▶ [Written exercise]: Print these lines exactly as they are given, keeping every character unchanged.

Region and label listings
# # # # # # #

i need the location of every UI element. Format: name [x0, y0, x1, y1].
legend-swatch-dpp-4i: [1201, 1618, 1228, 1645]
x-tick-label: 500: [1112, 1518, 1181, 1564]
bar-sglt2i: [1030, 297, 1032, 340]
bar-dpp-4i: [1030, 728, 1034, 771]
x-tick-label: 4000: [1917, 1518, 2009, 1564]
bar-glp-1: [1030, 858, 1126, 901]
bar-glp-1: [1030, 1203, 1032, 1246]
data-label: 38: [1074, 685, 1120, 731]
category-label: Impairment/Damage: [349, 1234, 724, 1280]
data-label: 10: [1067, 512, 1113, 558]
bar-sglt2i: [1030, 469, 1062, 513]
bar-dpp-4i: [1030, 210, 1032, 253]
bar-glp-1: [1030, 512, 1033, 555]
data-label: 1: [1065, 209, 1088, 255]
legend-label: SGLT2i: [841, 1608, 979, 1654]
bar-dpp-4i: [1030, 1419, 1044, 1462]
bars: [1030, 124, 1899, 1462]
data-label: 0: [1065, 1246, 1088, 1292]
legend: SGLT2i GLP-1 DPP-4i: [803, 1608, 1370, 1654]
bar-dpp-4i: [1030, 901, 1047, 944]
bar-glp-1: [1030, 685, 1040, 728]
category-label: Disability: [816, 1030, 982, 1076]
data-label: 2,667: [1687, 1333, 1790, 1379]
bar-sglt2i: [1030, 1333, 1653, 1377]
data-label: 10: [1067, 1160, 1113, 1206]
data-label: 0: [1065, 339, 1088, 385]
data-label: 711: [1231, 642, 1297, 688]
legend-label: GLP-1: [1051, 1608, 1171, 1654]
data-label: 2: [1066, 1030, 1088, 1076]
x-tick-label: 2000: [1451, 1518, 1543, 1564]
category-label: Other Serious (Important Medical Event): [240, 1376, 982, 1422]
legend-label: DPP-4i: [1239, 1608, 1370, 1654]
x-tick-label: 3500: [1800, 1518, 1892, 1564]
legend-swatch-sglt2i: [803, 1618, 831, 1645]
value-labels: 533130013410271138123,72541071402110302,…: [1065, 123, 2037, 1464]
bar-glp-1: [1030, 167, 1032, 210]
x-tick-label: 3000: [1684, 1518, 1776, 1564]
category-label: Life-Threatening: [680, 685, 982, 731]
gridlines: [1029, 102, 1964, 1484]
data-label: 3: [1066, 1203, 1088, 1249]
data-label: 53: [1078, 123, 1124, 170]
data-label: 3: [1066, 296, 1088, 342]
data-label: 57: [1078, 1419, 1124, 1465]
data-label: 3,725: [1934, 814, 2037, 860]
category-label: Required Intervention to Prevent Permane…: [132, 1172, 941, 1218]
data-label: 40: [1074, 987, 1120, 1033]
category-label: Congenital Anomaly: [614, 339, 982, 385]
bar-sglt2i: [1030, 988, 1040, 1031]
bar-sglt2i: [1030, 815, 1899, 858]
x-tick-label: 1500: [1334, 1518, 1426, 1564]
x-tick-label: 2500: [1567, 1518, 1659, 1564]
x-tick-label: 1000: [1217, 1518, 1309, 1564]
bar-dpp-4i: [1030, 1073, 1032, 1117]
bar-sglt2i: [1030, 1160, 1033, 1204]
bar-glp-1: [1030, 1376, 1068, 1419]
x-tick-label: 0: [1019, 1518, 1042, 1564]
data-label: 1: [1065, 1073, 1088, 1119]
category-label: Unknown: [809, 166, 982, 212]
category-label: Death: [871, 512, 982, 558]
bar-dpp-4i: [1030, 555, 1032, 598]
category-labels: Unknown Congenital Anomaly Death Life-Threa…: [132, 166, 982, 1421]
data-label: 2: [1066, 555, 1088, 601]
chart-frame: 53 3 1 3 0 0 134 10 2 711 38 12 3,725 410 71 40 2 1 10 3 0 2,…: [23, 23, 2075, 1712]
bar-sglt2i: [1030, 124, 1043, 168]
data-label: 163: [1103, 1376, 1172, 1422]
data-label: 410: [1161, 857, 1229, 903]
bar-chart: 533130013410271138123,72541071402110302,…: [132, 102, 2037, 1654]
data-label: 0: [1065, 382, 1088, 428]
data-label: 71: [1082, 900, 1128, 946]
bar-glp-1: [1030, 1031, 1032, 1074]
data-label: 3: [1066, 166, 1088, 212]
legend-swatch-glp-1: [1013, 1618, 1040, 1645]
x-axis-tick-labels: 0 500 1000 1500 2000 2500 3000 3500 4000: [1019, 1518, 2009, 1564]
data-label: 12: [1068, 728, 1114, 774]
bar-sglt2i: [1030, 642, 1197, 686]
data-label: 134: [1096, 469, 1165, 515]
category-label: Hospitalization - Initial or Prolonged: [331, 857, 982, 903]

# # # # # # #

▶ [Output]:
i need the location of every UI element. Format: name [x0, y0, x1, y1].
legend-swatch-dpp-4i: [1201, 1618, 1228, 1645]
x-tick-label: 500: [1112, 1518, 1181, 1564]
bar-sglt2i: [1030, 297, 1032, 340]
bar-dpp-4i: [1030, 728, 1034, 771]
x-tick-label: 4000: [1917, 1518, 2009, 1564]
bar-glp-1: [1030, 858, 1126, 901]
bar-glp-1: [1030, 1203, 1032, 1246]
data-label: 38: [1074, 685, 1120, 731]
category-label: Impairment/Damage: [349, 1234, 724, 1280]
data-label: 10: [1067, 512, 1113, 558]
bar-sglt2i: [1030, 469, 1062, 513]
bar-dpp-4i: [1030, 210, 1032, 253]
bar-glp-1: [1030, 512, 1033, 555]
data-label: 1: [1065, 209, 1088, 255]
legend-label: SGLT2i: [841, 1608, 979, 1654]
bar-dpp-4i: [1030, 1419, 1044, 1462]
bars: [1030, 124, 1899, 1462]
data-label: 0: [1065, 1246, 1088, 1292]
legend: SGLT2i GLP-1 DPP-4i: [803, 1608, 1370, 1654]
bar-dpp-4i: [1030, 901, 1047, 944]
bar-glp-1: [1030, 685, 1040, 728]
category-label: Disability: [816, 1030, 982, 1076]
data-label: 2,667: [1687, 1333, 1790, 1379]
bar-sglt2i: [1030, 1333, 1653, 1377]
data-label: 10: [1067, 1160, 1113, 1206]
data-label: 0: [1065, 339, 1088, 385]
data-label: 711: [1231, 642, 1297, 688]
legend-label: GLP-1: [1051, 1608, 1171, 1654]
data-label: 2: [1066, 1030, 1088, 1076]
x-tick-label: 2000: [1451, 1518, 1543, 1564]
category-label: Other Serious (Important Medical Event): [240, 1376, 982, 1422]
legend-label: DPP-4i: [1239, 1608, 1370, 1654]
x-tick-label: 3500: [1800, 1518, 1892, 1564]
legend-swatch-sglt2i: [803, 1618, 831, 1645]
value-labels: 533130013410271138123,72541071402110302,…: [1065, 123, 2037, 1464]
bar-glp-1: [1030, 167, 1032, 210]
x-tick-label: 3000: [1684, 1518, 1776, 1564]
category-label: Life-Threatening: [680, 685, 982, 731]
gridlines: [1029, 102, 1964, 1484]
data-label: 3: [1066, 1203, 1088, 1249]
data-label: 53: [1078, 123, 1124, 170]
data-label: 3: [1066, 296, 1088, 342]
data-label: 57: [1078, 1419, 1124, 1465]
data-label: 3,725: [1934, 814, 2037, 860]
category-label: Required Intervention to Prevent Permane…: [132, 1172, 941, 1218]
data-label: 40: [1074, 987, 1120, 1033]
category-label: Congenital Anomaly: [614, 339, 982, 385]
bar-sglt2i: [1030, 988, 1040, 1031]
bar-sglt2i: [1030, 815, 1899, 858]
x-tick-label: 1500: [1334, 1518, 1426, 1564]
x-tick-label: 2500: [1567, 1518, 1659, 1564]
x-tick-label: 1000: [1217, 1518, 1309, 1564]
bar-dpp-4i: [1030, 1073, 1032, 1117]
bar-sglt2i: [1030, 1160, 1033, 1204]
bar-glp-1: [1030, 1376, 1068, 1419]
x-tick-label: 0: [1019, 1518, 1042, 1564]
data-label: 1: [1065, 1073, 1088, 1119]
category-label: Unknown: [809, 166, 982, 212]
category-label: Death: [871, 512, 982, 558]
bar-dpp-4i: [1030, 555, 1032, 598]
category-labels: Unknown Congenital Anomaly Death Life-Threa…: [132, 166, 982, 1421]
data-label: 2: [1066, 555, 1088, 601]
chart-frame: 53 3 1 3 0 0 134 10 2 711 38 12 3,725 410 71 40 2 1 10 3 0 2,…: [23, 23, 2075, 1712]
bar-sglt2i: [1030, 124, 1043, 168]
data-label: 163: [1103, 1376, 1172, 1422]
data-label: 410: [1161, 857, 1229, 903]
bar-chart: 533130013410271138123,72541071402110302,…: [132, 102, 2037, 1654]
data-label: 0: [1065, 382, 1088, 428]
data-label: 71: [1082, 900, 1128, 946]
bar-glp-1: [1030, 1031, 1032, 1074]
data-label: 3: [1066, 166, 1088, 212]
legend-swatch-glp-1: [1013, 1618, 1040, 1645]
x-axis-tick-labels: 0 500 1000 1500 2000 2500 3000 3500 4000: [1019, 1518, 2009, 1564]
data-label: 12: [1068, 728, 1114, 774]
bar-sglt2i: [1030, 642, 1197, 686]
data-label: 134: [1096, 469, 1165, 515]
category-label: Hospitalization - Initial or Prolonged: [331, 857, 982, 903]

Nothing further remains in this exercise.